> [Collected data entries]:
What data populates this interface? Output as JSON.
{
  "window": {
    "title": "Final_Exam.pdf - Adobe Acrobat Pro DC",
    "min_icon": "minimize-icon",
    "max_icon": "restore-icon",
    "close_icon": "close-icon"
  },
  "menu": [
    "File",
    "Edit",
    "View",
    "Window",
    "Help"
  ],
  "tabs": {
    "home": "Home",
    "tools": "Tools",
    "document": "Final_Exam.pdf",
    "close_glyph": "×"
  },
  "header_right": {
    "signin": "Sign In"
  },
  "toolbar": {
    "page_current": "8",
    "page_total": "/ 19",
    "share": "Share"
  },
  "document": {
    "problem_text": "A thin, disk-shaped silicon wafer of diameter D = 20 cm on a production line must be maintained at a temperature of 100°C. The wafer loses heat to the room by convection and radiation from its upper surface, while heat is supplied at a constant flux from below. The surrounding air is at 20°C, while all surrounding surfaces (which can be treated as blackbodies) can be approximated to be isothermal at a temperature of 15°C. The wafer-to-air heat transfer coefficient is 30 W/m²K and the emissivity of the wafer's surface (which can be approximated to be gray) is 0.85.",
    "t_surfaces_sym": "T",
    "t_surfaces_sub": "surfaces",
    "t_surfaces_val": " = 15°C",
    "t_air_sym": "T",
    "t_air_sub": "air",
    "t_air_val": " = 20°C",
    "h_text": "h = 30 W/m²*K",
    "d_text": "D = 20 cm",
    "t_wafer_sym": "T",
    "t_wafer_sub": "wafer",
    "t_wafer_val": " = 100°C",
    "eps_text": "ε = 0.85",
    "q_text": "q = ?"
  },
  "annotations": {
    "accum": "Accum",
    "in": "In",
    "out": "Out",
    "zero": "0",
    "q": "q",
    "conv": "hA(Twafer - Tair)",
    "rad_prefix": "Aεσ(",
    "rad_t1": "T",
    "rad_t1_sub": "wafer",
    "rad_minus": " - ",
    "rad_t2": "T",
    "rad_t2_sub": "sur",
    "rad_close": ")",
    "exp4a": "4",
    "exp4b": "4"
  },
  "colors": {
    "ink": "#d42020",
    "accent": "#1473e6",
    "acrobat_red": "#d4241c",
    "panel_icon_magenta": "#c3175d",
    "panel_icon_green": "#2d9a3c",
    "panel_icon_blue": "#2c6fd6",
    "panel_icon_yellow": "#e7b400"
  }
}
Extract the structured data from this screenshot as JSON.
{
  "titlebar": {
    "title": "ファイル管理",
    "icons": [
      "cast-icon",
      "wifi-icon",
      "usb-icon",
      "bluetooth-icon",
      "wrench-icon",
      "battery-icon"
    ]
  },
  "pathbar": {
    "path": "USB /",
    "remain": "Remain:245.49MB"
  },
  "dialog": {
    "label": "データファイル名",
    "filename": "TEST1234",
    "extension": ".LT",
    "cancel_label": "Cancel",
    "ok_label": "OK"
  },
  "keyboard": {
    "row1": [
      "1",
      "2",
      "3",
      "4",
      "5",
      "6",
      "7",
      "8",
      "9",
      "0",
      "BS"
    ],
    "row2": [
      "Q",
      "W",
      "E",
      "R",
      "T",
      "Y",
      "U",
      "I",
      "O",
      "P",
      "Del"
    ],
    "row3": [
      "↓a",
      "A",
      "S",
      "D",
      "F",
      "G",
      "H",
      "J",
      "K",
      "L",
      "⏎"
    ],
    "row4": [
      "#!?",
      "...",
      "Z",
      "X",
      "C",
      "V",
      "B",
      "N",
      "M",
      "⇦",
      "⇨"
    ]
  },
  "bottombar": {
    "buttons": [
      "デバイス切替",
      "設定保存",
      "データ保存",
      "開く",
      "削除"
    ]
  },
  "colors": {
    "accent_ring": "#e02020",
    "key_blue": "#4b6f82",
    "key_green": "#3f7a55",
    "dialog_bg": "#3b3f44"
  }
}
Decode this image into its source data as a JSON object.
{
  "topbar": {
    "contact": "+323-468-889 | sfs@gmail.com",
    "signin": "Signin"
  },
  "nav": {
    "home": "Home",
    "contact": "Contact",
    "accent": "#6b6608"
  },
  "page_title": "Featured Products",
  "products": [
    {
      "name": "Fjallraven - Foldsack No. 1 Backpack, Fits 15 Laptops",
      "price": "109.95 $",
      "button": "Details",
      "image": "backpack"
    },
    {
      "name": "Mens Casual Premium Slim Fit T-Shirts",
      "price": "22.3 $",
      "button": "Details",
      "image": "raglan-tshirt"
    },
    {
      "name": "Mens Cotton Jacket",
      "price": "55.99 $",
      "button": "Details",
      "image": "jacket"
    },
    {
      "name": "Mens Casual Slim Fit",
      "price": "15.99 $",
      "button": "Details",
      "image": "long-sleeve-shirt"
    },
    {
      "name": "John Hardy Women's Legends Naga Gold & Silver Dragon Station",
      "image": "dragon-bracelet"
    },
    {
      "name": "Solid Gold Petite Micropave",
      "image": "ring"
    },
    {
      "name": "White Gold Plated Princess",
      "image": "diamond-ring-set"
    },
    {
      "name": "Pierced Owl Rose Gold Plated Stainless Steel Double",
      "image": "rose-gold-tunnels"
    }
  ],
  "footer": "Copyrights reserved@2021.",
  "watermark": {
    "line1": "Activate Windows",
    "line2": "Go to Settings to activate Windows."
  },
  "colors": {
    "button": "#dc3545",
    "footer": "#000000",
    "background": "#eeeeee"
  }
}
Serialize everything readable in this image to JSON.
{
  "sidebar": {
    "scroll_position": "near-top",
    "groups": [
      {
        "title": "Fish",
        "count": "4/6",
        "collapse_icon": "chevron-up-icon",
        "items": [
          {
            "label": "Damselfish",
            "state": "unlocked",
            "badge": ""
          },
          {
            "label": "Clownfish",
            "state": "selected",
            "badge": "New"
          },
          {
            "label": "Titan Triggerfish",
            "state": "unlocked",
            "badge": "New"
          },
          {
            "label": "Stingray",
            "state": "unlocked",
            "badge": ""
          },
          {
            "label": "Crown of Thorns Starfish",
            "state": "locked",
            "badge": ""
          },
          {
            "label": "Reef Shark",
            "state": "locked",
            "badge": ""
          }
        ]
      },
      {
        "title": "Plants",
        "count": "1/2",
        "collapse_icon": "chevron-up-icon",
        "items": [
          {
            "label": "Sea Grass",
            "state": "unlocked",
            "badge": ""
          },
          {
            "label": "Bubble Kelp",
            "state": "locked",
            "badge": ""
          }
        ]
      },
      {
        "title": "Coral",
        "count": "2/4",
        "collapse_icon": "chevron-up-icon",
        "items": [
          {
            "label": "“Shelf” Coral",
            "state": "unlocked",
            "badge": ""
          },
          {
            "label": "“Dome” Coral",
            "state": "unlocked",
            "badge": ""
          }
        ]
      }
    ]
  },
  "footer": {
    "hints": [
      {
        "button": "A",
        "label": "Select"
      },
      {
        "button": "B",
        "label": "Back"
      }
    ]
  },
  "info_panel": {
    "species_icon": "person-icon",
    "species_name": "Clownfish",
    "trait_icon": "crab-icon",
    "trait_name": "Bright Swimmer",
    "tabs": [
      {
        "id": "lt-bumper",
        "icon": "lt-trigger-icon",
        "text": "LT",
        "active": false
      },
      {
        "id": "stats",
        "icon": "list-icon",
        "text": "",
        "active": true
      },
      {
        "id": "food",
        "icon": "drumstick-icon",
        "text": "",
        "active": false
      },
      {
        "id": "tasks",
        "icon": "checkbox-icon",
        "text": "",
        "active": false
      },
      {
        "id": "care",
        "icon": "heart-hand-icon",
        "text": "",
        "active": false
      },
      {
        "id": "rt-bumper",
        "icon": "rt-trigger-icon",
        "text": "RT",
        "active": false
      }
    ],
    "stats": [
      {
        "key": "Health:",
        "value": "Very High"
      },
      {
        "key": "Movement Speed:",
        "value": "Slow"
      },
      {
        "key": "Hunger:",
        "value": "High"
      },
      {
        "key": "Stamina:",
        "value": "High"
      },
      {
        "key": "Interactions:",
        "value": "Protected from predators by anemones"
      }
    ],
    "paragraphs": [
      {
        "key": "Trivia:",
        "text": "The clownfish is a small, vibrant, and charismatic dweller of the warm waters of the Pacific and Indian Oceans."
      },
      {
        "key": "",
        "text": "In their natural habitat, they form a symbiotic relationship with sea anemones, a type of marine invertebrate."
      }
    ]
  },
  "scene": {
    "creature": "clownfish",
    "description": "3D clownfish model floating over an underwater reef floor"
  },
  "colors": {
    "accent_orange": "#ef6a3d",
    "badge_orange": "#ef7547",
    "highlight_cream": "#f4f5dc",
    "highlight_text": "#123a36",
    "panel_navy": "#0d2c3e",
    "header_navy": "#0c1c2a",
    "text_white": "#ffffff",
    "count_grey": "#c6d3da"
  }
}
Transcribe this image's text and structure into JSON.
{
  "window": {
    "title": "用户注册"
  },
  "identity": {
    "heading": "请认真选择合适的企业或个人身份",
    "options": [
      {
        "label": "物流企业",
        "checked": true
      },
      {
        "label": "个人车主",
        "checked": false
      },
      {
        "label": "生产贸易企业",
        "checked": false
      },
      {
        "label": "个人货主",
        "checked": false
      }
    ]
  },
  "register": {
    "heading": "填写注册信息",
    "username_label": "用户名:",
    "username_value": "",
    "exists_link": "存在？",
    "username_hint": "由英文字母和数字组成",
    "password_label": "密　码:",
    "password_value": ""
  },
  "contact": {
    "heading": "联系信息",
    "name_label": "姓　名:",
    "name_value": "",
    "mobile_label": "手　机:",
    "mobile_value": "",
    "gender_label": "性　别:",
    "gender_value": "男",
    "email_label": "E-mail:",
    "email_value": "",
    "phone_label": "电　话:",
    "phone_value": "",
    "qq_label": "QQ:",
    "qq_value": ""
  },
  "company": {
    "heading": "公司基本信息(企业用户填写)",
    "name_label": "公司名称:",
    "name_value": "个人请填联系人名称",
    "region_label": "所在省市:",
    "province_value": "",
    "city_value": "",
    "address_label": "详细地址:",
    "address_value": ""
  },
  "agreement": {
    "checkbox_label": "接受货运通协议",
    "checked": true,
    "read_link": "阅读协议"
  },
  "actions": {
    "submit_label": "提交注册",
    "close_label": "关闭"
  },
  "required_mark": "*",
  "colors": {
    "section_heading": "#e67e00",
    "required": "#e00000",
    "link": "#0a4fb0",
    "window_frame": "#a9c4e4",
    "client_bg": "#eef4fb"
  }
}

> [What is needed]: Return each line of the listing that holds the string "footer".

> [Answer for the task]:
  "footer": "Copyrights reserved@2021.",
    "footer": "#000000",
  "footer": {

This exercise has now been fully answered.